----- Textabschnitt

Digitale Solidarität

Mitwirkende

Felix Stalder,

Wie dem auch sei, in den letzten zwei Jahrzehnten war das Internet ein Labor der sozialen Innovation. Eine der erstaunlichsten Entdeckungen, die wir in diesem Labor machen konnten, war, dass es neben Markt und Staat weitere institutionelle Formen gibt, um Produktion und soziale Koordination in grossem Umfang zu organisieren: Die Commons. Ob diese nun eine neue Erfindung oder eine Wiederentdeckung sehr alter, nicht-kapitalistischer Institutionen sind, ist eine offene Frage. Wichtig ist, dass sich diese neuen institutionellen Formen in gewissen Bereichen bereits als produktiv, nachhaltig und skalierbar erwiesen haben, obwohl sie lange Zeit auch von den Akteuren selbst kaum verstanden wurden, dem herrschenden Zeitgeist zutiefst widersprachen und in einem politischen Umfeld sich entwickeln mussten, das in keiner Weise auf diese institutionellen Formen angepasst war.

Aufgabe der Netzpolitik muss es sein, dieses Labor offen zu halten, und die Voraussetzungen des Wachstums dieser neuen Formen solidarischen Handelns zu verbessern. Aufgabe eine progressiven Politik ganz allgemein sollte es sein, diese Erfahrungen ernst zu nehmen und Bestrebungen zu fördern, sie auch auf andere Felder zu adaptieren.

----------
----- Zeilen

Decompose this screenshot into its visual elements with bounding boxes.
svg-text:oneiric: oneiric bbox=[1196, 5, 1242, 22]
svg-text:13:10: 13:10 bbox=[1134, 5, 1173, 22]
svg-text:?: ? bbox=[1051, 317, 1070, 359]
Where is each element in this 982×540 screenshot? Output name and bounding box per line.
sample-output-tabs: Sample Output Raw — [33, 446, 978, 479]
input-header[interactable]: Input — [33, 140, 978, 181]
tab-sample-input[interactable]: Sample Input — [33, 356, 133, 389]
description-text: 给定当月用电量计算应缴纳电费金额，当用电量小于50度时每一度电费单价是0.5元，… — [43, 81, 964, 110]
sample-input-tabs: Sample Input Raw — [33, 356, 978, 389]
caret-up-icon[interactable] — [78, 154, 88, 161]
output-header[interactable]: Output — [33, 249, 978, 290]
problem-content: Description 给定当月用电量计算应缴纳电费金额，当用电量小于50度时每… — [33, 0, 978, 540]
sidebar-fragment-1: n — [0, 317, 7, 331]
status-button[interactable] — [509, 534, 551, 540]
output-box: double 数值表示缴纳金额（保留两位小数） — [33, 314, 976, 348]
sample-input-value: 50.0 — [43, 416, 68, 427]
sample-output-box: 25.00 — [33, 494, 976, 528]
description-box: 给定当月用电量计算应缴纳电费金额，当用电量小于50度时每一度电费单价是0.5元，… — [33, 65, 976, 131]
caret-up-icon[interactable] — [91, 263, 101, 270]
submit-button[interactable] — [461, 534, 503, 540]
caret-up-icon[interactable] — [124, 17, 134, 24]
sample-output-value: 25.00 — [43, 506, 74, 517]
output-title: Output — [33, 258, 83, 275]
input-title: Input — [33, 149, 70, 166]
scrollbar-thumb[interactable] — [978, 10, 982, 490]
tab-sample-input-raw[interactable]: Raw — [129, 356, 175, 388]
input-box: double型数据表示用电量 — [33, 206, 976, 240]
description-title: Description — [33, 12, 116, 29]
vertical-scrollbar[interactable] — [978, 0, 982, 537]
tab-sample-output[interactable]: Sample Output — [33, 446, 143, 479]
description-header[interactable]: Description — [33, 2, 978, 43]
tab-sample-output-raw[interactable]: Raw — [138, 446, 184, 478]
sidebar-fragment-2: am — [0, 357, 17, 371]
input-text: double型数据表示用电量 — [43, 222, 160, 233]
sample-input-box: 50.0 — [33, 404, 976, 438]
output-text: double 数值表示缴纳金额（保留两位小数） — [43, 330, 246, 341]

----------

(Zu lösende Aufgabe)
Welche institutionelle Form neben Markt und Staat, um Produktion und soziale Koordination in großem Umfang zu organisieren, wurde laut dem Textabschnitt über digitale Solidarität im Labor des Internets entdeckt?

(Ausgearbeitete Lösung)
Die Commons.